- MATERIAL FOR THIS TASK -
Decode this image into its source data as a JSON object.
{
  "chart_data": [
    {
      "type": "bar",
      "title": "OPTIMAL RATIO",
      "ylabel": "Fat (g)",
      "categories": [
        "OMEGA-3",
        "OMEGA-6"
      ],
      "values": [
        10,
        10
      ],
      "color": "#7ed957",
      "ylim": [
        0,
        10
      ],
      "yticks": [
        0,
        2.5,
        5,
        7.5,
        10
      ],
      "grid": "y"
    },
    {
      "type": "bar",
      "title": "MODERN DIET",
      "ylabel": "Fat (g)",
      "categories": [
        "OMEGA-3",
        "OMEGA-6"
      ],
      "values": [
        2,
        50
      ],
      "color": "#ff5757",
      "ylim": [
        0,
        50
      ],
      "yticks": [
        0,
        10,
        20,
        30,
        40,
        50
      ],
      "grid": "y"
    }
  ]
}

- GIVEN REQUEST -
Check every line of the entries above for the word "title" and report how many lines contain it, giving the number only.

- FULL OUTPUT -
2